COMPLETE THE FOLLOWING:
a: In the text on the common pheasant below, in what year was the species introduced in North America?
b: Quote the text on the common pheasant below, everything from "The female (hen)" down to "whirring of wings.".

DOCUMENT EXCERPT:
The common pheasant is a bird in the pheasant family.
It is native to Asia and parts of Europe like the northern foothills of Caucasus and the Balkans.
The common pheasant has been widely introduced elsewhere as a game bird.
In parts of its range, namely in places where none of its relatives occur such as in Europe, where it is naturalised, it is simply known as the “pheasant”.
Ring-necked pheasant is both the name used for the species as a whole in North America and also the collective name for a number of subspecies and their intergrades that have white neck rings.
Common pheasants occupy grassland and farmland habitats. They prefer relatively open cover, such as grass and stubble fields and are found in habitats with grass, ditches, hedges, marshes, and tree stands or bushes for cover.
This species was introduced in North America in 1773, and has become well established throughout much of the Rocky Mountain states (Colorado, Idaho, Montana, Wyoming, etc.), the Midwest, the Plains states, as well as Canada and Mexico. It is now most common on the Great Plains.
The common pheasant is a well-known gamebird, among those of more than regional importance perhaps the most widespread and ancient one in the whole world. It is also one of the world’s most hunted birds.
The common pheasant is the 5th most populous bird species in the world.
Its scientific name is Phasianus colchicus. The genus name comes from Latin phasianus, “pheasant”. The species name colchicus is Latin for “of Colchis” (modern day Georgia), a country on the Black Sea where pheasants became known to Europeans.
There are about 30 subspecies of the common pheasant.
The lifespan of the common pheasant is about 1-2 years in the wild and up to 18 years in captivity.
Common pheasants are medium-sized birds with deep, pear-shaped bodies, small heads and long, thin tails.
The adult male common pheasant is 60–90 cm (24–35 in) in length with a long brown streaked black tail, accounting for almost 50 cm (20 in) of the total length.
The female (hen) is much less showy, with a duller mottled brown plumage all over and measuring 50–63 cm (20–25 in) long including a tail of around 20 cm (7.9 in).
These birds are diurnal (active during the day).
They spend most of their time on the ground and roost both on the ground and in trees.
While common pheasants are able short-distance fliers, they prefer to run. If startled however, they can suddenly burst upwards at great speed, with a distinctive “whirring” wing sound and often giving kok kok kok calls to alert conspecifics. Their flight speed is up to 60 km/h (37 mph) when cruising but when chased they can fly up to 90 km/h (56 mph).
When startled, common pheasants rise almost vertically with a loud whirring of wings.

DATA LISTING:
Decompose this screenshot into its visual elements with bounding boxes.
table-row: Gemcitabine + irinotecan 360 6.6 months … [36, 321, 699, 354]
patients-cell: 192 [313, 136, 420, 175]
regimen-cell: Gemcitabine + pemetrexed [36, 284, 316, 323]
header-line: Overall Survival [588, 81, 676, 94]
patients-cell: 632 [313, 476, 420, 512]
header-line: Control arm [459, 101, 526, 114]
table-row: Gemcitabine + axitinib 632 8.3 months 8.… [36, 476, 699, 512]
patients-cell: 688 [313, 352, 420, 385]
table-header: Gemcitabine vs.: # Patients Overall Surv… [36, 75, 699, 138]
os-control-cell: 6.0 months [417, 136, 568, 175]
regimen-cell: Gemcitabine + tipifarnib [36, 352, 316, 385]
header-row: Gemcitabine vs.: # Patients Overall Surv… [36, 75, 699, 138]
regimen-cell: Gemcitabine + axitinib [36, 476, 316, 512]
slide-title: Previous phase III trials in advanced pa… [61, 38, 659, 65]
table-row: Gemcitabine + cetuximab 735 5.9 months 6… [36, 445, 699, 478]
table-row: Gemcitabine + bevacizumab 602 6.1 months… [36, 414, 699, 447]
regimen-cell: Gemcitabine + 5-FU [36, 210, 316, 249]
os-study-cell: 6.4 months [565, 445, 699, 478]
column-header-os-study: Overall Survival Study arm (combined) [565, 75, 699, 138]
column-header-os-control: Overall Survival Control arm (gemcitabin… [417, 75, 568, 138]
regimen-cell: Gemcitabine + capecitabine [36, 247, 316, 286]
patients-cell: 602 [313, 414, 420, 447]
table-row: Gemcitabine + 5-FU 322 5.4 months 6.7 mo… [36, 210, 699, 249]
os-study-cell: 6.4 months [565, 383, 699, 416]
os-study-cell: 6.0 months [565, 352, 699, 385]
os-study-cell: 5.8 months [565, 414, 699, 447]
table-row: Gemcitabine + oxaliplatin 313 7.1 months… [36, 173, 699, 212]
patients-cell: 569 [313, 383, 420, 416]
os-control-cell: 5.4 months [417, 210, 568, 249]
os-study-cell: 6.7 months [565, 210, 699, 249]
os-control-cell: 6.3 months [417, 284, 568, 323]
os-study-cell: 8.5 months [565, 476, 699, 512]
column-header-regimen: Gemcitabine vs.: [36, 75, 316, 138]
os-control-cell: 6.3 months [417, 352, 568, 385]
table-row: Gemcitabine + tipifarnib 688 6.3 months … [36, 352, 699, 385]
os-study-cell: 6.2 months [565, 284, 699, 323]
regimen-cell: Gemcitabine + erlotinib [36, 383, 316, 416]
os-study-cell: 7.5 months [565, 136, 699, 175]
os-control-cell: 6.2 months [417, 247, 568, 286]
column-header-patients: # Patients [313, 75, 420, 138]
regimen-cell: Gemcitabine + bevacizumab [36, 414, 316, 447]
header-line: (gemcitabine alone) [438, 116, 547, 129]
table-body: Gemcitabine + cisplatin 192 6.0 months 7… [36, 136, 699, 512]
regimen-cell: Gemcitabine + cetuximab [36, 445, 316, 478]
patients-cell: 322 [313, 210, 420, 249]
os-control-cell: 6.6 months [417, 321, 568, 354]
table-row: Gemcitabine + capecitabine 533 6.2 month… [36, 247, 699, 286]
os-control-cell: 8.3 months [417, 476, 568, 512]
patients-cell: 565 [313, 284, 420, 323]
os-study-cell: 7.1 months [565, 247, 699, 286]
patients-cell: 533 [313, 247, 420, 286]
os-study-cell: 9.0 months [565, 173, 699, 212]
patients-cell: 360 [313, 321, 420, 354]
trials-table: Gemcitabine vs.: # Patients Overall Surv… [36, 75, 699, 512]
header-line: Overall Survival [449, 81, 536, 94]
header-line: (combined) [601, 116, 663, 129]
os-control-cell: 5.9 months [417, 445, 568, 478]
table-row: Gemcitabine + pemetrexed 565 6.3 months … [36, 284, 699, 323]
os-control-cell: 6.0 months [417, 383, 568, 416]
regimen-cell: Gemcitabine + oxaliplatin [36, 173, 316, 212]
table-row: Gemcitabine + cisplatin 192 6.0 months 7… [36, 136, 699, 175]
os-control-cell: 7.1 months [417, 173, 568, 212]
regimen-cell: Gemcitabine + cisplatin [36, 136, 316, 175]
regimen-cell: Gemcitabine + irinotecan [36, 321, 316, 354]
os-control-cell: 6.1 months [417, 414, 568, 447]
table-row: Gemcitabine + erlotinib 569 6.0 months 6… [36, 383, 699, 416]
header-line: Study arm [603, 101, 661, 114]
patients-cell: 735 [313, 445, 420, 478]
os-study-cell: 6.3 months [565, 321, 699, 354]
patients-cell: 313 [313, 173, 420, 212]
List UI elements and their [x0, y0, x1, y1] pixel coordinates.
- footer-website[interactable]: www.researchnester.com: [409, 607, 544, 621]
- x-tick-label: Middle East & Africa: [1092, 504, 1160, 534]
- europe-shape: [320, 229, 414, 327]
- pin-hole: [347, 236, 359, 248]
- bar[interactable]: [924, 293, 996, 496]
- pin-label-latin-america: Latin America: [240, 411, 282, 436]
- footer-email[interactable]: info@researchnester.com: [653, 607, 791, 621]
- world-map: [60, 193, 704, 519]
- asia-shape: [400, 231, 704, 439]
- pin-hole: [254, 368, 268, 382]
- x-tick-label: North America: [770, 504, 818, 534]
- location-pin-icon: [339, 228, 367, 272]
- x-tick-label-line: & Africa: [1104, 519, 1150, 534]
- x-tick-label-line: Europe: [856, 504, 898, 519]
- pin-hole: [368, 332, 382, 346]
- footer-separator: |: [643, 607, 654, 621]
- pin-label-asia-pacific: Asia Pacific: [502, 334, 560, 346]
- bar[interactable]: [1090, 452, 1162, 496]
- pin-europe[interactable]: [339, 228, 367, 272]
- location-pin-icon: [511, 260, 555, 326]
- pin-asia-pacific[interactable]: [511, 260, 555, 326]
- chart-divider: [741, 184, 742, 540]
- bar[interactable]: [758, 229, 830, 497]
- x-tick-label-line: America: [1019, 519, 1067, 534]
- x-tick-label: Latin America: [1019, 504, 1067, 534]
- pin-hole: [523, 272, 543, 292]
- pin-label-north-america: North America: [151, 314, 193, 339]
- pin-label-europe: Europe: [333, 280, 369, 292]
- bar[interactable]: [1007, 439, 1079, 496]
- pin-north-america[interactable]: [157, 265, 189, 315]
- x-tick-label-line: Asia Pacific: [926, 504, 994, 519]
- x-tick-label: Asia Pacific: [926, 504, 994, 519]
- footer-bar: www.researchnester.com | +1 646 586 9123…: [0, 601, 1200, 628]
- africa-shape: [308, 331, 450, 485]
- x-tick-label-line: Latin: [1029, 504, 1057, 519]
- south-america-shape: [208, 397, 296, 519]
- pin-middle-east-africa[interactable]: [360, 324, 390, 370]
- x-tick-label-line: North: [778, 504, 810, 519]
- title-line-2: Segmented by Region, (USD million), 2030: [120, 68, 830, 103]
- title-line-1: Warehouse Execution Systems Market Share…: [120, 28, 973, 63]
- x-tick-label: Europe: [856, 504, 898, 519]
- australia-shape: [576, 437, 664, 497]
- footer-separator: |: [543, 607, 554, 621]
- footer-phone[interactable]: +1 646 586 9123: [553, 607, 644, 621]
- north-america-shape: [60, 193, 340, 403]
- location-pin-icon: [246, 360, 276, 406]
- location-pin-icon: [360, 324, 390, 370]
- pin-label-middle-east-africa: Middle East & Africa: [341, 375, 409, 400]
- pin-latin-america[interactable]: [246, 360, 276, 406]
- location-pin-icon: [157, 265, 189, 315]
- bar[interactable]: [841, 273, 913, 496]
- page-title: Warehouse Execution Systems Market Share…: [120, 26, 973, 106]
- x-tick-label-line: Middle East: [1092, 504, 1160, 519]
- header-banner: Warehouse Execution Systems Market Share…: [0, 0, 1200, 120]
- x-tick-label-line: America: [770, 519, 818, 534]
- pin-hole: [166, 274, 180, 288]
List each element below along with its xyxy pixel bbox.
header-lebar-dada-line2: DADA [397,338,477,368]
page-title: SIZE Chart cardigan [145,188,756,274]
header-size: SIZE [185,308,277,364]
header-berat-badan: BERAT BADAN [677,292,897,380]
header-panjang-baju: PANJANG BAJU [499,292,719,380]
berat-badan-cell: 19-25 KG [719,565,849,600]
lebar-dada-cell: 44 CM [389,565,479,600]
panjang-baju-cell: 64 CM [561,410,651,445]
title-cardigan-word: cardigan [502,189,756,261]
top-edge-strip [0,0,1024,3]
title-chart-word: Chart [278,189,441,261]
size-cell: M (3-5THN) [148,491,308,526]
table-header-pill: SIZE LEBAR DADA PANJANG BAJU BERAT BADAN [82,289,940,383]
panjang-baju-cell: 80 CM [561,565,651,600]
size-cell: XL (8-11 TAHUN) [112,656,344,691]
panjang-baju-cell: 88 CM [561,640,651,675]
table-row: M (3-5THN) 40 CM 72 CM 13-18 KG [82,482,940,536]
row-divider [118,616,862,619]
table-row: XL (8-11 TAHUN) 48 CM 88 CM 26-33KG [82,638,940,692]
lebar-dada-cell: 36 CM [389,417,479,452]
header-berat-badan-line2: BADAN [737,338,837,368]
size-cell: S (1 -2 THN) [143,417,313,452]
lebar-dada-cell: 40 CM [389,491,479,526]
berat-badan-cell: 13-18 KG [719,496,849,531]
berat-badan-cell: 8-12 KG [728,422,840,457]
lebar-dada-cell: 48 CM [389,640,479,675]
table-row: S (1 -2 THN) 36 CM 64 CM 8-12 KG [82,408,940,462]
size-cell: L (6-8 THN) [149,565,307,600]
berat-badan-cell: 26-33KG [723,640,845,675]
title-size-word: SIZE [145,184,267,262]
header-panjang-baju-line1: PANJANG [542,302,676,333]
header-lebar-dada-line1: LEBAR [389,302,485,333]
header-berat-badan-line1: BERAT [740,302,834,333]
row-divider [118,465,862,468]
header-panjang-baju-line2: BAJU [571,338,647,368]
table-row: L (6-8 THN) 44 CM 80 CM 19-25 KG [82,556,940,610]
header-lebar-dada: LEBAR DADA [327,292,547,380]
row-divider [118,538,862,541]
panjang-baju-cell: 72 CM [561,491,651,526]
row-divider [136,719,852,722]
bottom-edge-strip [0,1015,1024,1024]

ANSWERS BY ITEM NUMBER:
a: 1773

b:
The female (hen) is much less showy, with a duller mottled brown plumage all over and measuring 50–63 cm (20–25 in) long including a tail of around 20 cm (7.9 in).
These birds are diurnal (active during the day).
They spend most of their time on the ground and roost both on the ground and in trees.
While common pheasants are able short-distance fliers, they prefer to run. If startled however, they can suddenly burst upwards at great speed, with a distinctive “whirring” wing sound and often giving kok kok kok calls to alert conspecifics. Their flight speed is up to 60 km/h (37 mph) when cruising but when chased they can fly up to 90 km/h (56 mph).
When startled, common pheasants rise almost vertically with a loud whirring of wings.